_Texte de l'exercice_.
-=-=-=-=-

Mais Ron Dennis ne voulait pas que nous nous relâchions pour autant. Il nous a confié : "Soyez professionnels les gars, l'un de vous va devenir Champion du Monde cette année mais la saison est longue, alors ne vous causez pas inutilement des problèmes. Surtout pas entre vous, car cela pourrait se terminer par des abandons."

Nous avons alors convenu d'un plan : celui qui serait en tête au premier virage remporterait la course. Je suis resté en tête au départ et tout s'est passé comme prévu : nous dominions facilement le reste du peloton. Notre avantage en termes de performance était tout simplement dévastateur pour les autres.

L'équipe me parlait mais le message n'était pas clair et j'ai dû prendre une décision seul : je suis rentré aux stands.

Mika Häkkinen

Nous n'avions pas besoin d'attaquer. J'essayais donc de ménager ma MP4-13, son moteur, les pneumatiques. David faisait exactement la même chose quelques secondes derrière moi, afin de se tenir à distance suffisante pour laisser l'air entrer dans ses radiateurs et ainsi refroidir sa monoplace.

Tout allait très bien jusqu'à la fin du 36e tour. J'approchais de l'entrée des stands et j'ai entendu l'équipe me communiquer quelque chose à la radio. Le message n'était pas clair et j'ai alors dû prendre la décision seul.

Je suis rentré dans la voie des stands mais j'ai rapidement constaté que l'équipe n'était pas prête. J'ai réalisé que j'avais mal compris le message radio. Ron Dennis m'a alors parlé : "Continue Mika, continue. Ne t'arrête pas. Je répète : ne t'arrête pas !"

J'ai donc poursuivi mon chemin, passant devant mon stand où les mécaniciens étaient encore assis sur leurs chaises au beau milieu du garage. Pendant ce temps, David avait évidemment pris la tête.

J'étais alors deuxième et en colère : pas contre mon équipe mais contre moi-même. Je me suis mis à attaquer, j'ai poussé la voiture à fond et je battais le meilleur tour à chaque passage sur la ligne. Je voulais rattraper DC.

-=-=-=-=-

Entrées tirées d'une collection:
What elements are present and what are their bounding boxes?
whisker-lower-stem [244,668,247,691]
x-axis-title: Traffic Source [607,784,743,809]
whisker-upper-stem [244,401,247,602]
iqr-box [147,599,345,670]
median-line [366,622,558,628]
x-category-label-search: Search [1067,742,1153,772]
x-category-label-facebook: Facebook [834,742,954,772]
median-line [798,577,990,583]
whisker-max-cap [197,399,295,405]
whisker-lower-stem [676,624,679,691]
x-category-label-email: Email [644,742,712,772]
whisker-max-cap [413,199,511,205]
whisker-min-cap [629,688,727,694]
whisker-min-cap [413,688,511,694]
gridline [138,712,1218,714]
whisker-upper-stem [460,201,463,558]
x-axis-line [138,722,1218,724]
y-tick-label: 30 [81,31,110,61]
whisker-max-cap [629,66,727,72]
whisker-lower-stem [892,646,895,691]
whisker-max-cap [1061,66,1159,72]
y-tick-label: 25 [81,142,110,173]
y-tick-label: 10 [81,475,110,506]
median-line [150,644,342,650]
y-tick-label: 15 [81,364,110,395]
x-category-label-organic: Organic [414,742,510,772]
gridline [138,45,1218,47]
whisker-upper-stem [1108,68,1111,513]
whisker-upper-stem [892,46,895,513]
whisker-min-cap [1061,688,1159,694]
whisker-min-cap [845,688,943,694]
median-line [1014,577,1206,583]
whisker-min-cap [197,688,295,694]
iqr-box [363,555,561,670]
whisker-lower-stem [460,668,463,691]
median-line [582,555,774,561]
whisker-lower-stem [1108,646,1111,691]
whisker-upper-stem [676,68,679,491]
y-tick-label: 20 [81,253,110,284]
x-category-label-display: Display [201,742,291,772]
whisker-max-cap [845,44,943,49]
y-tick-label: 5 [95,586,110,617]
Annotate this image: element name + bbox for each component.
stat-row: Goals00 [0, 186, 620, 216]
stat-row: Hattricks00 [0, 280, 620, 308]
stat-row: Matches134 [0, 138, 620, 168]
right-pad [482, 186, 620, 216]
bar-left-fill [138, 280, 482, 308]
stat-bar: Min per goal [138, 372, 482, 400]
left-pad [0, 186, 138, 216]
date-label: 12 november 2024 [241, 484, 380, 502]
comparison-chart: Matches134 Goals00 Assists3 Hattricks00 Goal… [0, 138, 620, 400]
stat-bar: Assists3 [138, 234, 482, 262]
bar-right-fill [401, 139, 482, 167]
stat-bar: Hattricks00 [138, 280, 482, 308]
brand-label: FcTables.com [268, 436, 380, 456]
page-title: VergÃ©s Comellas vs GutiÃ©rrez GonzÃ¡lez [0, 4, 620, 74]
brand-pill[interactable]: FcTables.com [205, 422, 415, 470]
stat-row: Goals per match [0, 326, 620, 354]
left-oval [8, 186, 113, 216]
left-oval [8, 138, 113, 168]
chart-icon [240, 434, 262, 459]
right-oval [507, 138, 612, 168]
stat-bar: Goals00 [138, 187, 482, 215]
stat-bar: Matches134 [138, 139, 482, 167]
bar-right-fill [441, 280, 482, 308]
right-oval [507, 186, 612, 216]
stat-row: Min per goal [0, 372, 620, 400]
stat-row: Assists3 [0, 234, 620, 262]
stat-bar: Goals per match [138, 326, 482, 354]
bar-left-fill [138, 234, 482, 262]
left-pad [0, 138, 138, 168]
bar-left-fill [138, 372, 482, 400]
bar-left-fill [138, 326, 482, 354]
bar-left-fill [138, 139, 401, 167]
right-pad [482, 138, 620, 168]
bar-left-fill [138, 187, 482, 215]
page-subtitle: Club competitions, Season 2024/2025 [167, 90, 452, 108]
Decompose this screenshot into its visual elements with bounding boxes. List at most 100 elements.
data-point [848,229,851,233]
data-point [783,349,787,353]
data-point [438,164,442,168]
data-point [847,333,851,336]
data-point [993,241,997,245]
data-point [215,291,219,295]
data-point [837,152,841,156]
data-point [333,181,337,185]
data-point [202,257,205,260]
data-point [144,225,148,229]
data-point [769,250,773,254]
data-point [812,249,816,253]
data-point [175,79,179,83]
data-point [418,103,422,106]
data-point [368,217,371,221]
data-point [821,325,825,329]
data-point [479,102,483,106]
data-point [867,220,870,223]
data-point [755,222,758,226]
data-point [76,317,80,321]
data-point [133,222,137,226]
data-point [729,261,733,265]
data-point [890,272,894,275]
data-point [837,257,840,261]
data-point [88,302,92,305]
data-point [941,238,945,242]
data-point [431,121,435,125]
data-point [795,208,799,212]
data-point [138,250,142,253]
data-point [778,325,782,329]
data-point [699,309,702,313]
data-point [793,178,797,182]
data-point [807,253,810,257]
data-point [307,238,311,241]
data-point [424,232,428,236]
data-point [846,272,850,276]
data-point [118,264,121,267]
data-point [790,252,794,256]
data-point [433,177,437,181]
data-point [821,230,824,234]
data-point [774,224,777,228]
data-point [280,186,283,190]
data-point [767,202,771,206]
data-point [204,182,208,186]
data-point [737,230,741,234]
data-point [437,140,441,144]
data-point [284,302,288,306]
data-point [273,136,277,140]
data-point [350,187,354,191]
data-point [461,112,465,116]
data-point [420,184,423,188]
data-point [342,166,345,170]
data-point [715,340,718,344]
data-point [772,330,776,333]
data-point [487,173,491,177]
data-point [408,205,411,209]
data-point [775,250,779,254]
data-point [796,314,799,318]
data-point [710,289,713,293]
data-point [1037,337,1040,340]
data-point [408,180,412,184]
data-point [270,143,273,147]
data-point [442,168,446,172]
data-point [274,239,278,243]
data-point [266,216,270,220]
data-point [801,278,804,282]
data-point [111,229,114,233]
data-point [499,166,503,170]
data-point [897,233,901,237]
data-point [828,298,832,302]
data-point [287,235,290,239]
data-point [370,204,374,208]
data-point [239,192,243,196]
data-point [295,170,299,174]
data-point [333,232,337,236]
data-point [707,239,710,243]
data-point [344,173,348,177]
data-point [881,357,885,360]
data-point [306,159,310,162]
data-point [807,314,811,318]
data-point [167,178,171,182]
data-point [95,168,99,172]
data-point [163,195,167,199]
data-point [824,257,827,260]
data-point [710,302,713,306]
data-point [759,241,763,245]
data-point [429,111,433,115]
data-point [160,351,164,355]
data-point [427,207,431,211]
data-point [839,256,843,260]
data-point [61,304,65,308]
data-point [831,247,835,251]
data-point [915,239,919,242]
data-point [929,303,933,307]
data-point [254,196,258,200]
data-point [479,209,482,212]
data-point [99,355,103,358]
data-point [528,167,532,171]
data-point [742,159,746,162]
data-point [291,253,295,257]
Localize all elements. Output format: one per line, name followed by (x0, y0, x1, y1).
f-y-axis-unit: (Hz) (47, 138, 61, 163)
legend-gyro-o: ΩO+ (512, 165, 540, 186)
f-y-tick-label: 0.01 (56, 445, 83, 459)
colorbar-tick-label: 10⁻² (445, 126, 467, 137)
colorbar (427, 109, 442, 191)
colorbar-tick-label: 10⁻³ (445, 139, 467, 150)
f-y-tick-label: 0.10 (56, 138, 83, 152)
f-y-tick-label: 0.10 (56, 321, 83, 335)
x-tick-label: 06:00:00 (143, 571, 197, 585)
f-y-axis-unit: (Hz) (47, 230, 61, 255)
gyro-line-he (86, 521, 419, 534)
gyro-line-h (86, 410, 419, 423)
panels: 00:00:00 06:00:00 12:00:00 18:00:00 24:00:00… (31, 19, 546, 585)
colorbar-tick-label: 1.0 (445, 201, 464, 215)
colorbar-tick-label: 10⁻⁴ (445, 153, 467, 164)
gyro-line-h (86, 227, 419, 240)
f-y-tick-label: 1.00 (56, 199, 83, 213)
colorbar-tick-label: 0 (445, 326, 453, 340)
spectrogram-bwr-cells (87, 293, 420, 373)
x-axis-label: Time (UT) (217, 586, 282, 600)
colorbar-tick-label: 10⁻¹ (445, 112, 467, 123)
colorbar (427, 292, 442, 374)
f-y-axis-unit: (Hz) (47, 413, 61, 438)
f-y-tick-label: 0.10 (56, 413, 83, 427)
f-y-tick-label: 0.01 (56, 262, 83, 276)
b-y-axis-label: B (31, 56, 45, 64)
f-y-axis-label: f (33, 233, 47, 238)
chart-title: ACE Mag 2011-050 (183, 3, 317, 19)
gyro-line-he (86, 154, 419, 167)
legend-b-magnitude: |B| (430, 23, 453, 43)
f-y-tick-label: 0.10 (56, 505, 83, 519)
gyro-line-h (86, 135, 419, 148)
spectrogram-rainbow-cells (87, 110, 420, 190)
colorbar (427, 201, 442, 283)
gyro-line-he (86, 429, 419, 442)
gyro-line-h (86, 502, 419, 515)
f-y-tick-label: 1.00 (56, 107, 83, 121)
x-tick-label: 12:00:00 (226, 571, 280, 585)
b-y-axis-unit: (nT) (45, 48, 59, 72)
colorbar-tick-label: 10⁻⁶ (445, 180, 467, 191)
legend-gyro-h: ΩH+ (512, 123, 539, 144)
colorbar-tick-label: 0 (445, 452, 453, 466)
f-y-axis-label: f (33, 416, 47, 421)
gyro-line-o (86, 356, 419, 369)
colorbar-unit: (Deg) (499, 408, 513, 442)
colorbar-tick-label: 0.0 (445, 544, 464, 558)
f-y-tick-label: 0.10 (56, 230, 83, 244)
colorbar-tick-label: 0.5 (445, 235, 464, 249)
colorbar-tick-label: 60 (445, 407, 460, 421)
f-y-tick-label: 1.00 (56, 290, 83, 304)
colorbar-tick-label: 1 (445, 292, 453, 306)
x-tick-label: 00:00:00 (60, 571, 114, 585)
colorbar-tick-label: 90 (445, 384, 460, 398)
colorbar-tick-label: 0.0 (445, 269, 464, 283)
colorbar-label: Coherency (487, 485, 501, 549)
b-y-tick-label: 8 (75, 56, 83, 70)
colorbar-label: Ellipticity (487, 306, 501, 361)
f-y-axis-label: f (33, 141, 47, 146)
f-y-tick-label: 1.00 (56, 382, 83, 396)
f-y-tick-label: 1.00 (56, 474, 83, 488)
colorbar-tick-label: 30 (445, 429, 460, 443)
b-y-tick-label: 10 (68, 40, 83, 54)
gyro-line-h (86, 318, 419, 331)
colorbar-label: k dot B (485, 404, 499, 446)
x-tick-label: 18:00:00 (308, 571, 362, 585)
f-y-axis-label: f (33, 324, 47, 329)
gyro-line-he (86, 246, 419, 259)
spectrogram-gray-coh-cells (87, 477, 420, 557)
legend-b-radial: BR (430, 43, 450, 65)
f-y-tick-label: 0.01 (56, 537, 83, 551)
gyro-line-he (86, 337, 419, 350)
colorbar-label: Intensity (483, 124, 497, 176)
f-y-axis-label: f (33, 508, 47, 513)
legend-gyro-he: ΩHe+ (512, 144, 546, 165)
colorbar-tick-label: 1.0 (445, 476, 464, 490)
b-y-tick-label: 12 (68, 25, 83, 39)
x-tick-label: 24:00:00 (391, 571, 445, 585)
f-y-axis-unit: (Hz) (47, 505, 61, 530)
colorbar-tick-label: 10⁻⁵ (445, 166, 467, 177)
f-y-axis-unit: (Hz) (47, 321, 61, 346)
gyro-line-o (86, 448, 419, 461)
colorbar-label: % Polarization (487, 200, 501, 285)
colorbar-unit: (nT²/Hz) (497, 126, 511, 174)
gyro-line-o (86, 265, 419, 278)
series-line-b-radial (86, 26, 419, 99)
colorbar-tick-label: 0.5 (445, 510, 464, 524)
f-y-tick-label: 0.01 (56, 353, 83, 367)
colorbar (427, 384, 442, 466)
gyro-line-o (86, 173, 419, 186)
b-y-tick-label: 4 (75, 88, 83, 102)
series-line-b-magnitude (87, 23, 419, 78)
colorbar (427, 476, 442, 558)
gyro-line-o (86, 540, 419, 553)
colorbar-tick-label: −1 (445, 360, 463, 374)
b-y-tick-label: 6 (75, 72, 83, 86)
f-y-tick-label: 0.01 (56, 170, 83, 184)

-=-=-=-=-

_Action demandée 1_. Dites si chacune des affirmations suivantes est conforme au récit de course, en répondant par oui ou par non et en citant les mots décisifs du récit : (a) Les mécaniciens étaient prêts quand le pilote est entré dans la voie des stands. (b) Après avoir perdu la tête, le pilote était en colère contre son équipe. (c) David se tenait à distance pour que l'air refroidisse sa monoplace.
_Action demandée 2_. Recopiez du récit de course le passage qui s'ouvre sur les mots contenant « Mais Ron Dennis » et se referme sur « pour les autres. ».

_Résultat obtenu 1_.
(a) Non : « j'ai rapidement constaté que l'équipe n'était pas prête ».
(b) Non : « pas contre mon équipe mais contre moi-même ».
(c) Oui : « afin de se tenir à distance suffisante pour laisser l'air entrer dans ses radiateurs et ainsi refroidir sa monoplace ».

_Résultat obtenu 2_.
Mais Ron Dennis ne voulait pas que nous nous relâchions pour autant. Il nous a confié : "Soyez professionnels les gars, l'un de vous va devenir Champion du Monde cette année mais la saison est longue, alors ne vous causez pas inutilement des problèmes. Surtout pas entre vous, car cela pourrait se terminer par des abandons."

Nous avons alors convenu d'un plan : celui qui serait en tête au premier virage remporterait la course. Je suis resté en tête au départ et tout s'est passé comme prévu : nous dominions facilement le reste du peloton. Notre avantage en termes de performance était tout simplement dévastateur pour les autres.